>> Start

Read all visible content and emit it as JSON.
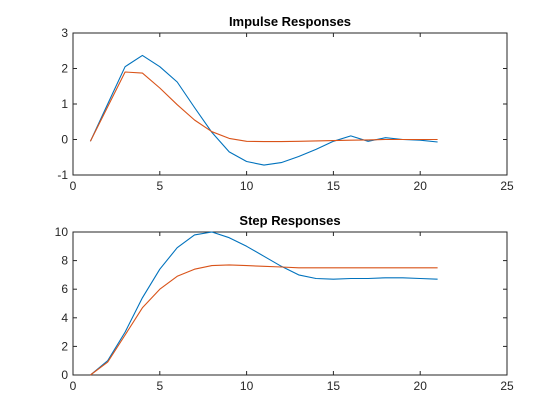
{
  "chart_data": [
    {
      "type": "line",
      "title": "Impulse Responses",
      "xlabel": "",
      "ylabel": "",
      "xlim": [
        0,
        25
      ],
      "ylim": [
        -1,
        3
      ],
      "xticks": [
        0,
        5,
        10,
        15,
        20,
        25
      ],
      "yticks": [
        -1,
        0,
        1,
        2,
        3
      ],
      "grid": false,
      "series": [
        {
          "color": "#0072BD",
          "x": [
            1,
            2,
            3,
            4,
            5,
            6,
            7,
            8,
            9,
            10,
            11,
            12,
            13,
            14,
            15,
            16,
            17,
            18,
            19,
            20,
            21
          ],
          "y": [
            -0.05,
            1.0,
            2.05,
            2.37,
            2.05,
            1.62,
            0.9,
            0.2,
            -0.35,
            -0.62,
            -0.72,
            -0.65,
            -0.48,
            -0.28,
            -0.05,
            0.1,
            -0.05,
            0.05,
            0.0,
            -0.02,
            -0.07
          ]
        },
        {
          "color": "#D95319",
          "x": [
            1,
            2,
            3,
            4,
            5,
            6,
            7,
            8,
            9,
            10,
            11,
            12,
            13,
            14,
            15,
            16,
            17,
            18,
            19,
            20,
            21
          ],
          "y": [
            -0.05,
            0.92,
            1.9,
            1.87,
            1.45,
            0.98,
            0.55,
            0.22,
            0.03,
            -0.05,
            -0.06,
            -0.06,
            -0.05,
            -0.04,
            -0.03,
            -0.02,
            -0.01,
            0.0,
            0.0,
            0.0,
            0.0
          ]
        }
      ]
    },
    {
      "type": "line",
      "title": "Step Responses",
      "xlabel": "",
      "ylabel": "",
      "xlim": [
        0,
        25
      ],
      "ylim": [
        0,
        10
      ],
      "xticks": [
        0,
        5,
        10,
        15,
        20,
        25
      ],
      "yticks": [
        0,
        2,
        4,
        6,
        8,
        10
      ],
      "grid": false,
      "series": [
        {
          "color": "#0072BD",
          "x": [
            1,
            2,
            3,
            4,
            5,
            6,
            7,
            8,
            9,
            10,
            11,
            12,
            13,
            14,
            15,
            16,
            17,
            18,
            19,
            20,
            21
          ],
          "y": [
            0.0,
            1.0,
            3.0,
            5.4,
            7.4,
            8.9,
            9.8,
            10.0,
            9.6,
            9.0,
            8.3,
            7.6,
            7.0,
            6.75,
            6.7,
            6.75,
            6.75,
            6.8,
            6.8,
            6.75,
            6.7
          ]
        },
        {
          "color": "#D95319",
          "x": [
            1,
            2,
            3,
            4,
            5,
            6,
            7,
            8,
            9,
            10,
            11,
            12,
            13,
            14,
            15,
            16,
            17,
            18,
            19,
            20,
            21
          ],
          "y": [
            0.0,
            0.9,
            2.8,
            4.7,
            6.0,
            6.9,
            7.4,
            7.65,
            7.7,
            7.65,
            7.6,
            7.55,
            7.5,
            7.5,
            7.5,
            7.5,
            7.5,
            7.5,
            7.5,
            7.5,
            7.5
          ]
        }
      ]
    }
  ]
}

>> End

Without including any pictures, please restate all the records exactly.

Read all visible content and emit it as JSON.
{
  "chart_data": [
    {
      "type": "line",
      "title": "Impulse Responses",
      "xlabel": "",
      "ylabel": "",
      "xlim": [
        0,
        25
      ],
      "ylim": [
        -1,
        3
      ],
      "xticks": [
        0,
        5,
        10,
        15,
        20,
        25
      ],
      "yticks": [
        -1,
        0,
        1,
        2,
        3
      ],
      "grid": false,
      "series": [
        {
          "color": "#0072BD",
          "x": [
            1,
            2,
            3,
            4,
            5,
            6,
            7,
            8,
            9,
            10,
            11,
            12,
            13,
            14,
            15,
            16,
            17,
            18,
            19,
            20,
            21
          ],
          "y": [
            -0.05,
            1.0,
            2.05,
            2.37,
            2.05,
            1.62,
            0.9,
            0.2,
            -0.35,
            -0.62,
            -0.72,
            -0.65,
            -0.48,
            -0.28,
            -0.05,
            0.1,
            -0.05,
            0.05,
            0.0,
            -0.02,
            -0.07
          ]
        },
        {
          "color": "#D95319",
          "x": [
            1,
            2,
            3,
            4,
            5,
            6,
            7,
            8,
            9,
            10,
            11,
            12,
            13,
            14,
            15,
            16,
            17,
            18,
            19,
            20,
            21
          ],
          "y": [
            -0.05,
            0.92,
            1.9,
            1.87,
            1.45,
            0.98,
            0.55,
            0.22,
            0.03,
            -0.05,
            -0.06,
            -0.06,
            -0.05,
            -0.04,
            -0.03,
            -0.02,
            -0.01,
            0.0,
            0.0,
            0.0,
            0.0
          ]
        }
      ]
    },
    {
      "type": "line",
      "title": "Step Responses",
      "xlabel": "",
      "ylabel": "",
      "xlim": [
        0,
        25
      ],
      "ylim": [
        0,
        10
      ],
      "xticks": [
        0,
        5,
        10,
        15,
        20,
        25
      ],
      "yticks": [
        0,
        2,
        4,
        6,
        8,
        10
      ],
      "grid": false,
      "series": [
        {
          "color": "#0072BD",
          "x": [
            1,
            2,
            3,
            4,
            5,
            6,
            7,
            8,
            9,
            10,
            11,
            12,
            13,
            14,
            15,
            16,
            17,
            18,
            19,
            20,
            21
          ],
          "y": [
            0.0,
            1.0,
            3.0,
            5.4,
            7.4,
            8.9,
            9.8,
            10.0,
            9.6,
            9.0,
            8.3,
            7.6,
            7.0,
            6.75,
            6.7,
            6.75,
            6.75,
            6.8,
            6.8,
            6.75,
            6.7
          ]
        },
        {
          "color": "#D95319",
          "x": [
            1,
            2,
            3,
            4,
            5,
            6,
            7,
            8,
            9,
            10,
            11,
            12,
            13,
            14,
            15,
            16,
            17,
            18,
            19,
            20,
            21
          ],
          "y": [
            0.0,
            0.9,
            2.8,
            4.7,
            6.0,
            6.9,
            7.4,
            7.65,
            7.7,
            7.65,
            7.6,
            7.55,
            7.5,
            7.5,
            7.5,
            7.5,
            7.5,
            7.5,
            7.5,
            7.5,
            7.5
          ]
        }
      ]
    }
  ]
}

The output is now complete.